- _Given task_
Answer these questions about the storage extract below.
(a) How does the track width of the two dimensional hard disk storage compare with the width of the write head?
(b) What governs caching between the two levels of cache?
(c) In the embodiment with stated sizes, how large are the two dimensional hard disk storage and the solid state, non-volatile storage?

- _Selected extract_
Two dimensional hard disk storage 445 is a hard disk where the track width is less than the width of a write head used for writing data from the disk. By offering track widths that are less than the width a write width, two dimensional hard disk storage 445 can offer increased areal density, and as such decrease the cost per bit of storage. Such an approach generally relies on powerful codes that span multiple tracks. While offering increased bit density, relatively slow I/O rates are supported. However, these slow access times may be hidden on average by the access through solid state, non-volatile storage 430.

In some embodiments of the present invention, solid state, non-volatile storage 430 operates as a cache to two dimensional hard disk storage 445. Caching between the two levels of cache is governed by a controller circuit 435. Such caching provides an advantage of being able to mask the latency of a read/modify/write instruction from host 410. Said another way, while a read/modify write process may in some cases still be performed between solid state, non-volatile storage 430 and two dimensional hard disk storage 445, the latency caused by such a process is masked from host 410. Alternatively, in some cases solid state, non-volatile storage 430 may include entire sectors (or larger blocks of data) pulled from single dimensional hard disk storage 440, and allow for overwriting only a portion of a given sector. When solid state, non-volatile memory 430 is full and an address is accessed that is not included in solid state, non-volatile memory 430, a cache miss occurs. Such a cache miss causes a write back of at least a sector of data from solid state, non-volatile storage 430 to two dimensional hard disk storage 445 (or an invalidation of a sector of data in solid state, non-volatile storage 430), and a read of at least the sector of data from two dimensional hard disk storage 445 that includes the address to be accessed. It should be noted that any cache miss support approach and/or cache replacement scheme known in the art may be used to determine whether a cache miss has occurred, and to transfer data between different levels of the cache.

In one particular embodiment of the present invention, two dimensional hard disk storage 445 is fifty times larger than solid state, non-volatile storage 430. Based upon the disclosure provided herein, one of ordinary skill in the art will recognize a variety of different ratios between solid state, non-volatile storage 430 and two dimensional hard disk storage 445. In one particular embodiment of the present invention, two dimensional hard disk storage 445 is two terabytes, and solid state, non-volatile storage is sixteen gigabytes. Based upon the disclosure provided herein, one of ordinary skill in the art will recognize a variety of memory sizes that can be used for each of single dimensional hard disk storage and solid state, non-volatile storage in accordance with different embodiments of the present invention.

- _Extracted data_
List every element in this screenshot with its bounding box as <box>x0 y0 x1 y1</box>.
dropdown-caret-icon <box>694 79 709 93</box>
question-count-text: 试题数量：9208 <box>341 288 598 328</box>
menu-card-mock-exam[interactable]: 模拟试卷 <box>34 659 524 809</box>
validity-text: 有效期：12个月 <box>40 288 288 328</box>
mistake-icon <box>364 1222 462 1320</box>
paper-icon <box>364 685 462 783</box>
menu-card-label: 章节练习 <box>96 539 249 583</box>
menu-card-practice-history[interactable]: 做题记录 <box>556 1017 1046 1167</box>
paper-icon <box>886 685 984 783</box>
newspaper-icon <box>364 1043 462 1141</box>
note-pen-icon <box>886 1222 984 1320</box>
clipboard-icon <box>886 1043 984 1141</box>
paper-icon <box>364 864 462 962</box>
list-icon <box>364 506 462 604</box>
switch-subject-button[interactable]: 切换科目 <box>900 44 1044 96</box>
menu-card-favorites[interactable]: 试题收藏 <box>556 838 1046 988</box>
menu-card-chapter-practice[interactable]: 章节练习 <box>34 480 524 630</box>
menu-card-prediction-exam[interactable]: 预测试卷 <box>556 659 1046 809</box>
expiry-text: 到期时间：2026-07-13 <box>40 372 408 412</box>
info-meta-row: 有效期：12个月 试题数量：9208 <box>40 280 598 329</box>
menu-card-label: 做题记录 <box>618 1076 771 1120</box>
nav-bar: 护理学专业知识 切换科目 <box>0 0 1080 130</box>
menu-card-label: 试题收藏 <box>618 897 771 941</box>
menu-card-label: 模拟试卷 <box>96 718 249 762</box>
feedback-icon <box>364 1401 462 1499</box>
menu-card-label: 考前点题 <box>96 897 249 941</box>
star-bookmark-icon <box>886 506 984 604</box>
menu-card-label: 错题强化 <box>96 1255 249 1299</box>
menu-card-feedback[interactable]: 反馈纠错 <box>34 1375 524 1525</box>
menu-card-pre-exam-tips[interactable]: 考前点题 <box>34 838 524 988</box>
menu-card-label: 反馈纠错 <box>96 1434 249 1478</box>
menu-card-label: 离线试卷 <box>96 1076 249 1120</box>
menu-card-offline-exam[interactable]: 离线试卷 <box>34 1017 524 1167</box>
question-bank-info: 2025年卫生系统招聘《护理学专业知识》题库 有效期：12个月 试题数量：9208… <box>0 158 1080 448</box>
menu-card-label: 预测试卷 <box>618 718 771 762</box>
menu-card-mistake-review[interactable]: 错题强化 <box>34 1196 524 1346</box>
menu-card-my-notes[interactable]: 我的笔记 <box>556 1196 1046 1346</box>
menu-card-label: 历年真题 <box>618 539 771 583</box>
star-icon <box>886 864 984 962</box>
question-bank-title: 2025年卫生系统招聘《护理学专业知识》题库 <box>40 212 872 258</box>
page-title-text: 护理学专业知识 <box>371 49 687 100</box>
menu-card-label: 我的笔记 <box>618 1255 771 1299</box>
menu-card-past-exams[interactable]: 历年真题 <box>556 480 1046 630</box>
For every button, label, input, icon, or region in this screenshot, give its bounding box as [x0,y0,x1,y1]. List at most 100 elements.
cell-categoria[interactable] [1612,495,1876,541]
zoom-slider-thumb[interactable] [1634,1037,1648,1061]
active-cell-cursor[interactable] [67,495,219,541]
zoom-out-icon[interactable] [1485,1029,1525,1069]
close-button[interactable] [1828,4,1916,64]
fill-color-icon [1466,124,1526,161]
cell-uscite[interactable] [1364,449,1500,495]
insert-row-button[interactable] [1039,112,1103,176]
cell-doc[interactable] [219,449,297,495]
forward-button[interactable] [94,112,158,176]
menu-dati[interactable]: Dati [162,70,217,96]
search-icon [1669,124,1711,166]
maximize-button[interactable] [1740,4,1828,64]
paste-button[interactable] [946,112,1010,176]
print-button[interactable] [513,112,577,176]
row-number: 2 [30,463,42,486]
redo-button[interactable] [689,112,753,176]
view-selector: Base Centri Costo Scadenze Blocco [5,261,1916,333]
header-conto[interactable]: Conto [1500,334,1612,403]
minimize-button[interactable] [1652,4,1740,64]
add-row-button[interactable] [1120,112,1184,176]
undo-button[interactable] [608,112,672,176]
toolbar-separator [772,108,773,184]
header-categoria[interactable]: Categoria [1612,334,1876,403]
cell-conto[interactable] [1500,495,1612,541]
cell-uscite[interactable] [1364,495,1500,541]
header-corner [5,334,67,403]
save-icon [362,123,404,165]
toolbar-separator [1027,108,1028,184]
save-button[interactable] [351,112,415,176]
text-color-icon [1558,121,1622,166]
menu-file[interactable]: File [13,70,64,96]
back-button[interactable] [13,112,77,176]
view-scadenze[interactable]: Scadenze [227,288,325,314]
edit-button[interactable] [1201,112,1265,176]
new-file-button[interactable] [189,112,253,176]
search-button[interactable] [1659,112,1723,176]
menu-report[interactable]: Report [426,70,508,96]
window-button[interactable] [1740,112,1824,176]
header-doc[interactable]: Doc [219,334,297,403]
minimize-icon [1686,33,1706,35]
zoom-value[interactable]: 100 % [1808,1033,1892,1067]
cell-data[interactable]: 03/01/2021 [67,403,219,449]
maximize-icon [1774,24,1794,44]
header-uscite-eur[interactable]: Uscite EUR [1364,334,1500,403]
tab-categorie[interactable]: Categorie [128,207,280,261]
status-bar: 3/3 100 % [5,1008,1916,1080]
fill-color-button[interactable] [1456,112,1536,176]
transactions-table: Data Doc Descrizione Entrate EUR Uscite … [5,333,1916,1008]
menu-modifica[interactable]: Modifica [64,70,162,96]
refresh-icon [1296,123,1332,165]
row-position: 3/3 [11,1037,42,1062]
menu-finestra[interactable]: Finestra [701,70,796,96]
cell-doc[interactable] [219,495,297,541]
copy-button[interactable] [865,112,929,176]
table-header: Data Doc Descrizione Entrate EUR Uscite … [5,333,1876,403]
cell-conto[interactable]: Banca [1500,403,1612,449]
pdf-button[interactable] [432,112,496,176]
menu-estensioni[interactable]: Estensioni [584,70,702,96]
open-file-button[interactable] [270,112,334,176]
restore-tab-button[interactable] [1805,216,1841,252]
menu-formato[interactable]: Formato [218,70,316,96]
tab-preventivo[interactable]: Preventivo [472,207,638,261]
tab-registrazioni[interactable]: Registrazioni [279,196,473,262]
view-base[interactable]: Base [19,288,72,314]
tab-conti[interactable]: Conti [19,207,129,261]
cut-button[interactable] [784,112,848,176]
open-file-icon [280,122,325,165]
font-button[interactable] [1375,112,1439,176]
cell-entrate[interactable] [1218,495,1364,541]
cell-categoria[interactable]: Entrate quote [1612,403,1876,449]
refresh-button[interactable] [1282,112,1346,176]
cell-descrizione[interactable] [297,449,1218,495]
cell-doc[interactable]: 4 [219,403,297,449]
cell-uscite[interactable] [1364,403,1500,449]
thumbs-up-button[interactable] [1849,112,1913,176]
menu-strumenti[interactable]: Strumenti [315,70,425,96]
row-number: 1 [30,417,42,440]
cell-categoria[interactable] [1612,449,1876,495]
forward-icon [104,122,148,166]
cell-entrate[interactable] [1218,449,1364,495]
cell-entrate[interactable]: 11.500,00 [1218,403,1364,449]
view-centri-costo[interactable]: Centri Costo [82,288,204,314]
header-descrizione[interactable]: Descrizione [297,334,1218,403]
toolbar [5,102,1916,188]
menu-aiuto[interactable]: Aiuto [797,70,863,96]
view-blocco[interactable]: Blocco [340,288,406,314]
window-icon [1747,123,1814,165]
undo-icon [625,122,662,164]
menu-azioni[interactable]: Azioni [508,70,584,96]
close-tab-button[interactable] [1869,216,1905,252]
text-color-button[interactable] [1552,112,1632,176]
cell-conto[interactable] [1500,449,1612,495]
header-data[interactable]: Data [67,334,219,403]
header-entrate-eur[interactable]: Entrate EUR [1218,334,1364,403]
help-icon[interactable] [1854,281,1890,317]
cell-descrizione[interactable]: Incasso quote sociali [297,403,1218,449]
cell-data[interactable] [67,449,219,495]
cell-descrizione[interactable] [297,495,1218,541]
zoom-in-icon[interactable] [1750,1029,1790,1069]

- _Solution to this exercise_
(a) The track width is less than the width of the write head.
(b) A controller circuit (435) governs it.
(c) The two dimensional hard disk storage is two terabytes, and the solid state, non-volatile storage is sixteen gigabytes.